## Goal of the exercise
Reproduce the listing below in its entirety. Change nothing.

## Material to process

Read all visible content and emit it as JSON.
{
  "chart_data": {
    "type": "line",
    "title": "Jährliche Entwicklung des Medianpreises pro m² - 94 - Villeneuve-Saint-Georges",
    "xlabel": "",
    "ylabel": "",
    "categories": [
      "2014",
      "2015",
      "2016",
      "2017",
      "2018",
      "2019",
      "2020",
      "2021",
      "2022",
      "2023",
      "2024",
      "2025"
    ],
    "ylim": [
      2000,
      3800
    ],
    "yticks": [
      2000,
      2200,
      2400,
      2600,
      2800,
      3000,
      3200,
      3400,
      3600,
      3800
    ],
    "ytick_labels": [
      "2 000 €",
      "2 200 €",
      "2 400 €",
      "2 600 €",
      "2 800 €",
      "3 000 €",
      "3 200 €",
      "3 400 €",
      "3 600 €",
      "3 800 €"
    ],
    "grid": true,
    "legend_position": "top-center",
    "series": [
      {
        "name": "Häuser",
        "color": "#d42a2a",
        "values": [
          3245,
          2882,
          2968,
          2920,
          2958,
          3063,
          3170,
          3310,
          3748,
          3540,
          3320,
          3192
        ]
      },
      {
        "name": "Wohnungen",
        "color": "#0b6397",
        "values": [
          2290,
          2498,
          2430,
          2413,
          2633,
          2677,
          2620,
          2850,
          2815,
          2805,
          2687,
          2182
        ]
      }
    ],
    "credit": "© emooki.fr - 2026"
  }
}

## Written reply
Read all visible content and emit it as JSON.
{
  "chart_data": {
    "type": "line",
    "title": "Jährliche Entwicklung des Medianpreises pro m² - 94 - Villeneuve-Saint-Georges",
    "xlabel": "",
    "ylabel": "",
    "categories": [
      "2014",
      "2015",
      "2016",
      "2017",
      "2018",
      "2019",
      "2020",
      "2021",
      "2022",
      "2023",
      "2024",
      "2025"
    ],
    "ylim": [
      2000,
      3800
    ],
    "yticks": [
      2000,
      2200,
      2400,
      2600,
      2800,
      3000,
      3200,
      3400,
      3600,
      3800
    ],
    "ytick_labels": [
      "2 000 €",
      "2 200 €",
      "2 400 €",
      "2 600 €",
      "2 800 €",
      "3 000 €",
      "3 200 €",
      "3 400 €",
      "3 600 €",
      "3 800 €"
    ],
    "grid": true,
    "legend_position": "top-center",
    "series": [
      {
        "name": "Häuser",
        "color": "#d42a2a",
        "values": [
          3245,
          2882,
          2968,
          2920,
          2958,
          3063,
          3170,
          3310,
          3748,
          3540,
          3320,
          3192
        ]
      },
      {
        "name": "Wohnungen",
        "color": "#0b6397",
        "values": [
          2290,
          2498,
          2430,
          2413,
          2633,
          2677,
          2620,
          2850,
          2815,
          2805,
          2687,
          2182
        ]
      }
    ],
    "credit": "© emooki.fr - 2026"
  }
}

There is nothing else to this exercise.